◆ Short task
Select each line where the word "POWIERZCHNIA" appears.

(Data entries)
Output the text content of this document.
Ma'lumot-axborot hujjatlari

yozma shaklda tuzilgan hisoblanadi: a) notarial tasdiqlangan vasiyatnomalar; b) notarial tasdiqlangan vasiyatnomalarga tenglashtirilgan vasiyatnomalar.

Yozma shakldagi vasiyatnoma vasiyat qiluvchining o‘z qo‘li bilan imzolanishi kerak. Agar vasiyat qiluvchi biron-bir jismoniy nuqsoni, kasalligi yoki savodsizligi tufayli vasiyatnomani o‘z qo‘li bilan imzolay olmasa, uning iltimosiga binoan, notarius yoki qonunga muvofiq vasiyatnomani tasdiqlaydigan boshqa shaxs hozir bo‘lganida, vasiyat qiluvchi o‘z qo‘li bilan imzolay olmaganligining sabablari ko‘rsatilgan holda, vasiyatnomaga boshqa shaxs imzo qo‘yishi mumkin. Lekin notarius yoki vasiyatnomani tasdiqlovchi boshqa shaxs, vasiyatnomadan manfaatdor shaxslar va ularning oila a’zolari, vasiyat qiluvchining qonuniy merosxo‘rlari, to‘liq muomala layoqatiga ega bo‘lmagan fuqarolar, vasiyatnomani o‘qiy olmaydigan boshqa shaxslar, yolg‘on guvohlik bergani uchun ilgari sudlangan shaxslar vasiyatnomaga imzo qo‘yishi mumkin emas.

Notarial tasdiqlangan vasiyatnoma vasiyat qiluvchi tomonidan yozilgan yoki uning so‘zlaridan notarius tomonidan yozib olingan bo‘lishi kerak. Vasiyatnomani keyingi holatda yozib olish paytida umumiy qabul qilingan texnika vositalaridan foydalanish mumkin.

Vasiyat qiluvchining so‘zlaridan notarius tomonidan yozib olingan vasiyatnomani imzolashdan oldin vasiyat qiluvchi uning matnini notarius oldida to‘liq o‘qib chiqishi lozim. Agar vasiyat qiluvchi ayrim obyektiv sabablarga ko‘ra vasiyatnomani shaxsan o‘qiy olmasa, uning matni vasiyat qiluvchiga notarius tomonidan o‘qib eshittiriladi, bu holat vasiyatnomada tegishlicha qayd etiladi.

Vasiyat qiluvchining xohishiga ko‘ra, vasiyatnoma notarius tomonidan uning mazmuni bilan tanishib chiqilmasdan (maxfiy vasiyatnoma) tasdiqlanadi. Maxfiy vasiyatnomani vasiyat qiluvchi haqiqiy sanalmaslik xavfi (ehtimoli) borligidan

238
---
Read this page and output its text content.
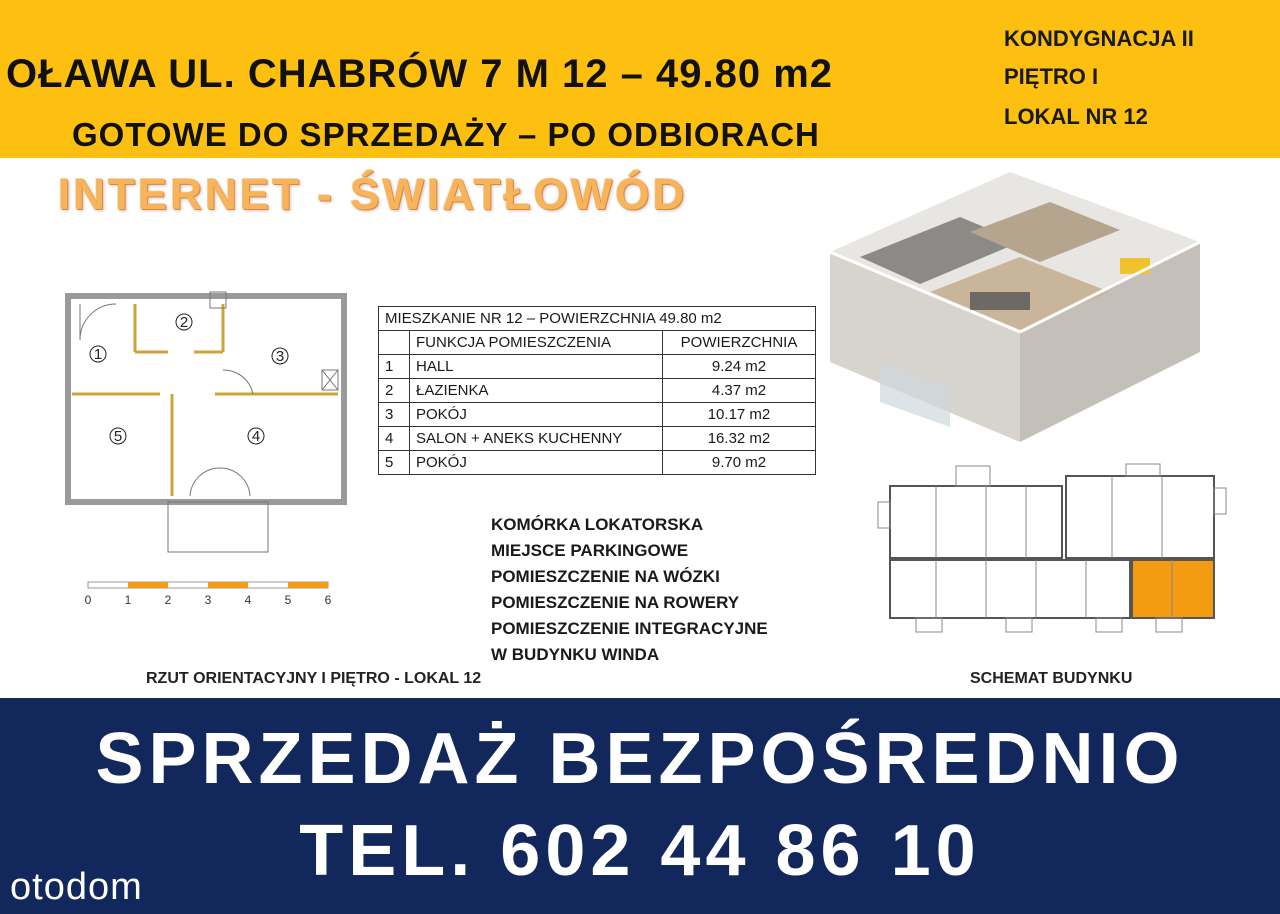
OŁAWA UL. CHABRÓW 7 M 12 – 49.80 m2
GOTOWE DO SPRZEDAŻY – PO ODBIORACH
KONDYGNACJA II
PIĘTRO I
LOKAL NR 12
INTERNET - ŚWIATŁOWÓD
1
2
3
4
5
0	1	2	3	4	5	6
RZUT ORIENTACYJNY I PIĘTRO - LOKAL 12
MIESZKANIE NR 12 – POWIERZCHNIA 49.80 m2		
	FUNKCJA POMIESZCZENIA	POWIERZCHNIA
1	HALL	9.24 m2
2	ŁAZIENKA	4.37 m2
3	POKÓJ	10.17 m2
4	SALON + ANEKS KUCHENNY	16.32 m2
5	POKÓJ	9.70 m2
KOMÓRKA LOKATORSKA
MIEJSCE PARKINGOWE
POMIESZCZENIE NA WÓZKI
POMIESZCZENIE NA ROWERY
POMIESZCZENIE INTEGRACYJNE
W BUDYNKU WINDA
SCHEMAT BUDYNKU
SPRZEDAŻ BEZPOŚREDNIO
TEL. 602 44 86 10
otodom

◆ Solution to the exercise
MIESZKANIE NR 12 – POWIERZCHNIA 49.80 m2		
	FUNKCJA POMIESZCZENIA	POWIERZCHNIA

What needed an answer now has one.